— Start Listed records —
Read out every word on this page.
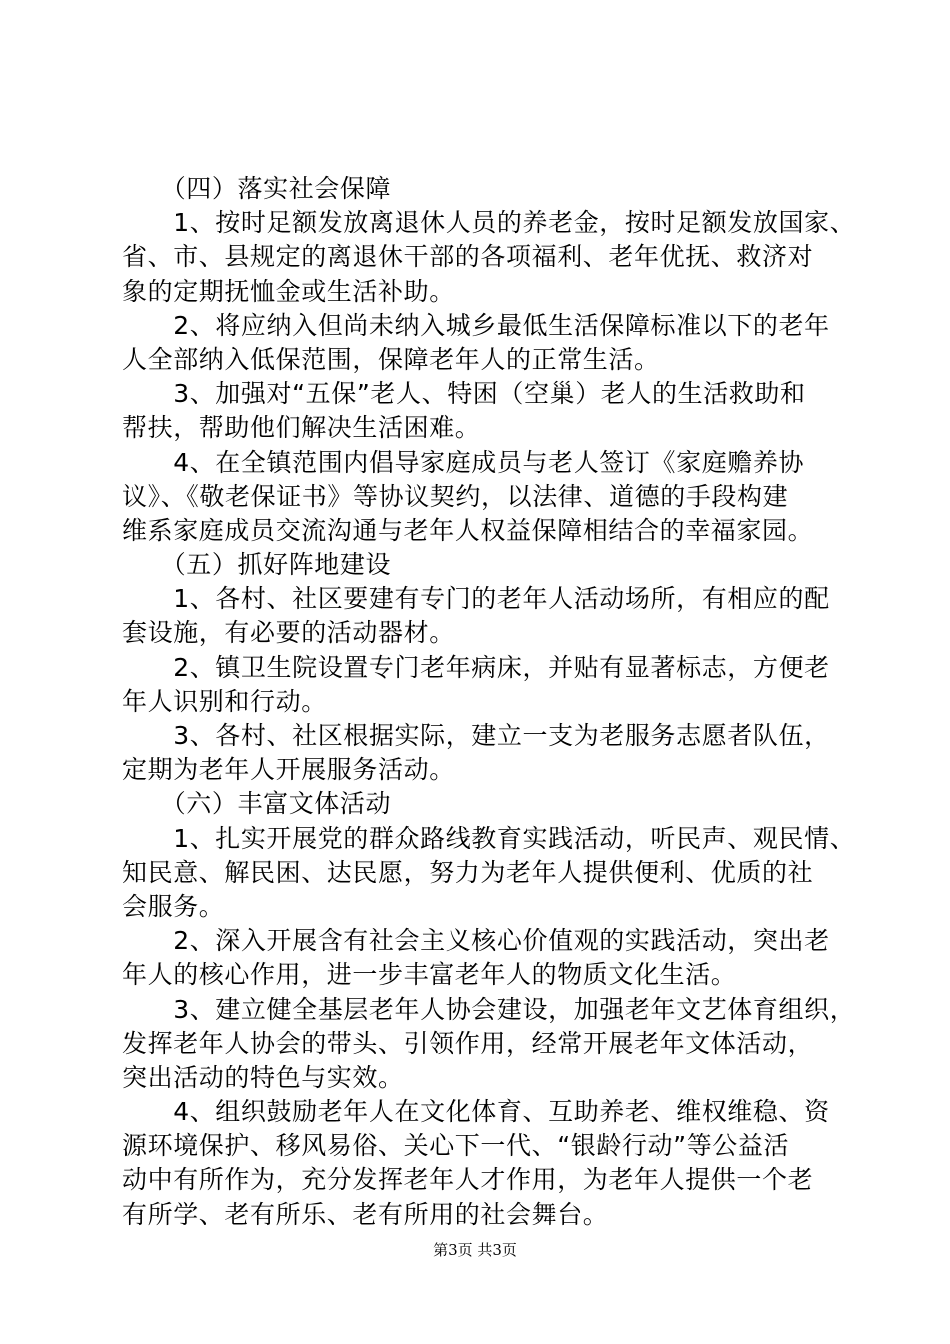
　　（四）落实社会保障
　　1、按时足额发放离退休人员的养老金，按时足额发放国家、
省、市、县规定的离退休干部的各项福利、老年优抚、救济对
象的定期抚恤金或生活补助。
　　2、将应纳入但尚未纳入城乡最低生活保障标准以下的老年
人全部纳入低保范围，保障老年人的正常生活。
　　3、加强对“五保”老人、特困（空巢）老人的生活救助和
帮扶，帮助他们解决生活困难。
　　4、在全镇范围内倡导家庭成员与老人签订《家庭赡养协
议》、《敬老保证书》等协议契约，以法律、道德的手段构建
维系家庭成员交流沟通与老年人权益保障相结合的幸福家园。
　　（五）抓好阵地建设
　　1、各村、社区要建有专门的老年人活动场所，有相应的配
套设施，有必要的活动器材。
　　2、镇卫生院设置专门老年病床，并贴有显著标志，方便老
年人识别和行动。
　　3、各村、社区根据实际，建立一支为老服务志愿者队伍，
定期为老年人开展服务活动。
　　（六）丰富文体活动
　　1、扎实开展党的群众路线教育实践活动，听民声、观民情、
知民意、解民困、达民愿，努力为老年人提供便利、优质的社
会服务。
　　2、深入开展含有社会主义核心价值观的实践活动，突出老
年人的核心作用，进一步丰富老年人的物质文化生活。
　　3、建立健全基层老年人协会建设，加强老年文艺体育组织，
发挥老年人协会的带头、引领作用，经常开展老年文体活动，
突出活动的特色与实效。
　　4、组织鼓励老年人在文化体育、互助养老、维权维稳、资
源环境保护、移风易俗、关心下一代、“银龄行动”等公益活
动中有所作为，充分发挥老年人才作用，为老年人提供一个老
有所学、老有所乐、老有所用的社会舞台。
第3页 共3页
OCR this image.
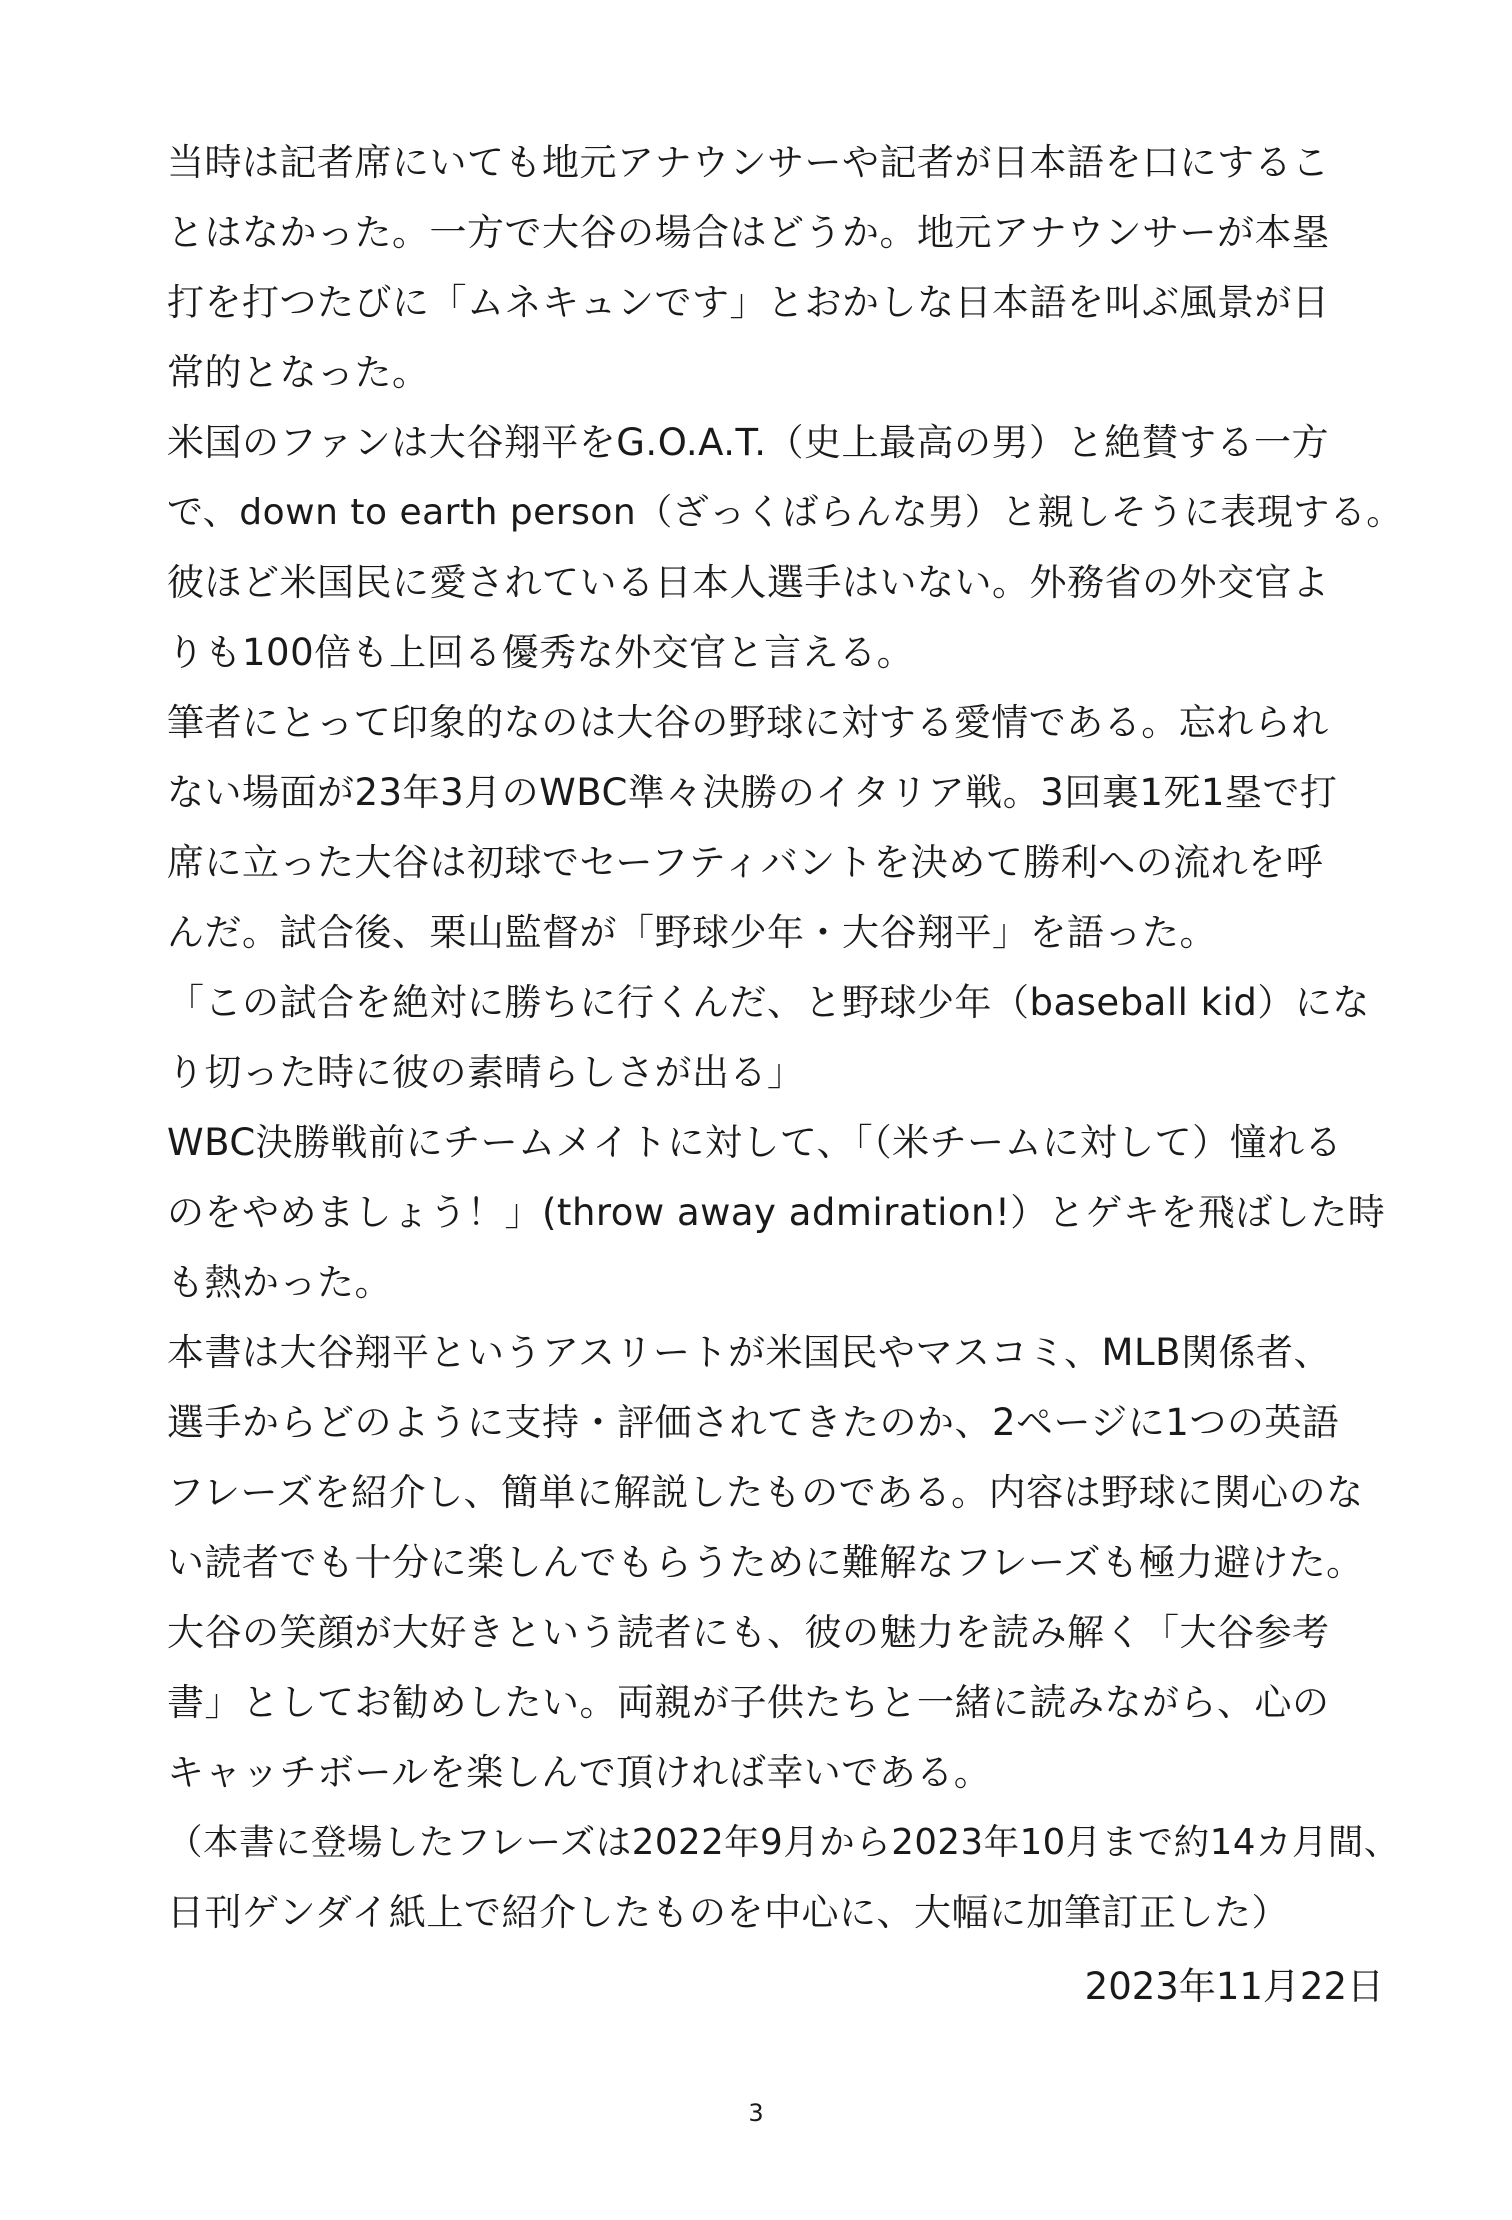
当時は記者席にいても地元アナウンサーや記者が日本語を口にするこ
とはなかった。一方で大谷の場合はどうか。地元アナウンサーが本塁
打を打つたびに「ムネキュンです」とおかしな日本語を叫ぶ風景が日
常的となった。
米国のファンは大谷翔平をG.O.A.T.（史上最高の男）と絶賛する一方
で、down to earth person（ざっくばらんな男）と親しそうに表現する。
彼ほど米国民に愛されている日本人選手はいない。外務省の外交官よ
りも100倍も上回る優秀な外交官と言える。
筆者にとって印象的なのは大谷の野球に対する愛情である。忘れられ
ない場面が23年3月のWBC準々決勝のイタリア戦。3回裏1死1塁で打
席に立った大谷は初球でセーフティバントを決めて勝利への流れを呼
んだ。試合後、栗山監督が「野球少年・大谷翔平」を語った。
「この試合を絶対に勝ちに行くんだ、と野球少年（baseball kid）にな
り切った時に彼の素晴らしさが出る」
WBC決勝戦前にチームメイトに対して、「（米チームに対して）憧れる
のをやめましょう！」(throw away admiration!）とゲキを飛ばした時
も熱かった。
本書は大谷翔平というアスリートが米国民やマスコミ、MLB関係者、
選手からどのように支持・評価されてきたのか、2ページに1つの英語
フレーズを紹介し、簡単に解説したものである。内容は野球に関心のな
い読者でも十分に楽しんでもらうために難解なフレーズも極力避けた。
大谷の笑顔が大好きという読者にも、彼の魅力を読み解く「大谷参考
書」としてお勧めしたい。両親が子供たちと一緒に読みながら、心の
キャッチボールを楽しんで頂ければ幸いである。
（本書に登場したフレーズは2022年9月から2023年10月まで約14カ月間、
日刊ゲンダイ紙上で紹介したものを中心に、大幅に加筆訂正した）
2023年11月22日
3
— End Listed records —
- _What this task involves_
Output an exact copy of the material, with the pictures removed.

- _Reply_
Read out every word on this page.
　　（四）落实社会保障
　　1、按时足额发放离退休人员的养老金，按时足额发放国家、
省、市、县规定的离退休干部的各项福利、老年优抚、救济对
象的定期抚恤金或生活补助。
　　2、将应纳入但尚未纳入城乡最低生活保障标准以下的老年
人全部纳入低保范围，保障老年人的正常生活。
　　3、加强对“五保”老人、特困（空巢）老人的生活救助和
帮扶，帮助他们解决生活困难。
　　4、在全镇范围内倡导家庭成员与老人签订《家庭赡养协
议》、《敬老保证书》等协议契约，以法律、道德的手段构建
维系家庭成员交流沟通与老年人权益保障相结合的幸福家园。
　　（五）抓好阵地建设
　　1、各村、社区要建有专门的老年人活动场所，有相应的配
套设施，有必要的活动器材。
　　2、镇卫生院设置专门老年病床，并贴有显著标志，方便老
年人识别和行动。
　　3、各村、社区根据实际，建立一支为老服务志愿者队伍，
定期为老年人开展服务活动。
　　（六）丰富文体活动
　　1、扎实开展党的群众路线教育实践活动，听民声、观民情、
知民意、解民困、达民愿，努力为老年人提供便利、优质的社
会服务。
　　2、深入开展含有社会主义核心价值观的实践活动，突出老
年人的核心作用，进一步丰富老年人的物质文化生活。
　　3、建立健全基层老年人协会建设，加强老年文艺体育组织，
发挥老年人协会的带头、引领作用，经常开展老年文体活动，
突出活动的特色与实效。
　　4、组织鼓励老年人在文化体育、互助养老、维权维稳、资
源环境保护、移风易俗、关心下一代、“银龄行动”等公益活
动中有所作为，充分发挥老年人才作用，为老年人提供一个老
有所学、老有所乐、老有所用的社会舞台。
第3页 共3页
OCR this image.
当時は記者席にいても地元アナウンサーや記者が日本語を口にするこ
とはなかった。一方で大谷の場合はどうか。地元アナウンサーが本塁
打を打つたびに「ムネキュンです」とおかしな日本語を叫ぶ風景が日
常的となった。
米国のファンは大谷翔平をG.O.A.T.（史上最高の男）と絶賛する一方
で、down to earth person（ざっくばらんな男）と親しそうに表現する。
彼ほど米国民に愛されている日本人選手はいない。外務省の外交官よ
りも100倍も上回る優秀な外交官と言える。
筆者にとって印象的なのは大谷の野球に対する愛情である。忘れられ
ない場面が23年3月のWBC準々決勝のイタリア戦。3回裏1死1塁で打
席に立った大谷は初球でセーフティバントを決めて勝利への流れを呼
んだ。試合後、栗山監督が「野球少年・大谷翔平」を語った。
「この試合を絶対に勝ちに行くんだ、と野球少年（baseball kid）にな
り切った時に彼の素晴らしさが出る」
WBC決勝戦前にチームメイトに対して、「（米チームに対して）憧れる
のをやめましょう！」(throw away admiration!）とゲキを飛ばした時
も熱かった。
本書は大谷翔平というアスリートが米国民やマスコミ、MLB関係者、
選手からどのように支持・評価されてきたのか、2ページに1つの英語
フレーズを紹介し、簡単に解説したものである。内容は野球に関心のな
い読者でも十分に楽しんでもらうために難解なフレーズも極力避けた。
大谷の笑顔が大好きという読者にも、彼の魅力を読み解く「大谷参考
書」としてお勧めしたい。両親が子供たちと一緒に読みながら、心の
キャッチボールを楽しんで頂ければ幸いである。
（本書に登場したフレーズは2022年9月から2023年10月まで約14カ月間、
日刊ゲンダイ紙上で紹介したものを中心に、大幅に加筆訂正した）
2023年11月22日
3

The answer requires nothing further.